Task requirements :: Pictures aside, repeat every entry exactly.

Provided data ::
####

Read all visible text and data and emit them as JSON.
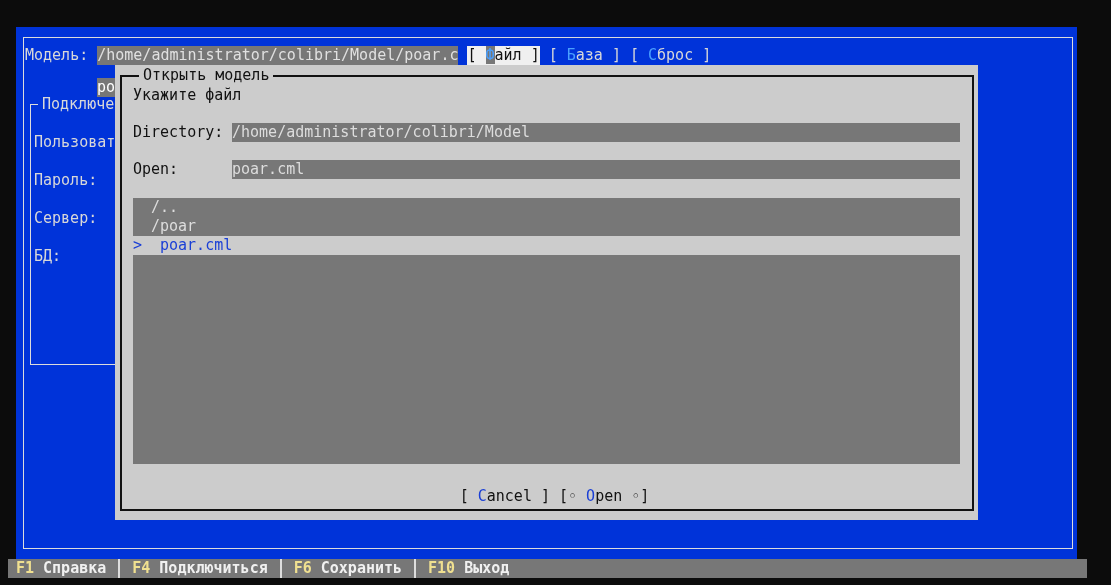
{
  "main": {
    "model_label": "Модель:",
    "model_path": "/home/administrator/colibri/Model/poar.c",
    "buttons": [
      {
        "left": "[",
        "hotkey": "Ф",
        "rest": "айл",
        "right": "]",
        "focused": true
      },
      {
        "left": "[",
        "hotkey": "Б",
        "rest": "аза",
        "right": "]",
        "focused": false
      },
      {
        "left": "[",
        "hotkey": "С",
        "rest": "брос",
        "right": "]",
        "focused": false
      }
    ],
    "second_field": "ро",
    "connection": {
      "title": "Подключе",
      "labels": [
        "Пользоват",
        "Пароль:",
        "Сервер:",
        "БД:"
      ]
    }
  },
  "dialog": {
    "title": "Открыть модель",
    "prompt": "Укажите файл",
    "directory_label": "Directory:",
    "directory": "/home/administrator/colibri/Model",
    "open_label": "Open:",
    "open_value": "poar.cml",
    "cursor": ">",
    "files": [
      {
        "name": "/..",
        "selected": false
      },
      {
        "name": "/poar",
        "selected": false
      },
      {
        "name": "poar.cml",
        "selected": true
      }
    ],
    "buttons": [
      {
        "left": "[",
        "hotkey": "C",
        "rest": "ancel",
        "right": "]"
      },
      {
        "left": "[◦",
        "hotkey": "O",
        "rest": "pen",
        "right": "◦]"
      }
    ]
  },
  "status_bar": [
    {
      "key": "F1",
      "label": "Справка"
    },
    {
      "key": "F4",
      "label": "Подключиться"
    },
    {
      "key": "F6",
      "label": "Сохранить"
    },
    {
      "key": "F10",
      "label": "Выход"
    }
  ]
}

####

Output below ::
Read all visible text and data and emit them as JSON.
{
  "main": {
    "model_label": "Модель:",
    "model_path": "/home/administrator/colibri/Model/poar.c",
    "buttons": [
      {
        "left": "[",
        "hotkey": "Ф",
        "rest": "айл",
        "right": "]",
        "focused": true
      },
      {
        "left": "[",
        "hotkey": "Б",
        "rest": "аза",
        "right": "]",
        "focused": false
      },
      {
        "left": "[",
        "hotkey": "С",
        "rest": "брос",
        "right": "]",
        "focused": false
      }
    ],
    "second_field": "ро",
    "connection": {
      "title": "Подключе",
      "labels": [
        "Пользоват",
        "Пароль:",
        "Сервер:",
        "БД:"
      ]
    }
  },
  "dialog": {
    "title": "Открыть модель",
    "prompt": "Укажите файл",
    "directory_label": "Directory:",
    "directory": "/home/administrator/colibri/Model",
    "open_label": "Open:",
    "open_value": "poar.cml",
    "cursor": ">",
    "files": [
      {
        "name": "/..",
        "selected": false
      },
      {
        "name": "/poar",
        "selected": false
      },
      {
        "name": "poar.cml",
        "selected": true
      }
    ],
    "buttons": [
      {
        "left": "[",
        "hotkey": "C",
        "rest": "ancel",
        "right": "]"
      },
      {
        "left": "[◦",
        "hotkey": "O",
        "rest": "pen",
        "right": "◦]"
      }
    ]
  },
  "status_bar": [
    {
      "key": "F1",
      "label": "Справка"
    },
    {
      "key": "F4",
      "label": "Подключиться"
    },
    {
      "key": "F6",
      "label": "Сохранить"
    },
    {
      "key": "F10",
      "label": "Выход"
    }
  ]
}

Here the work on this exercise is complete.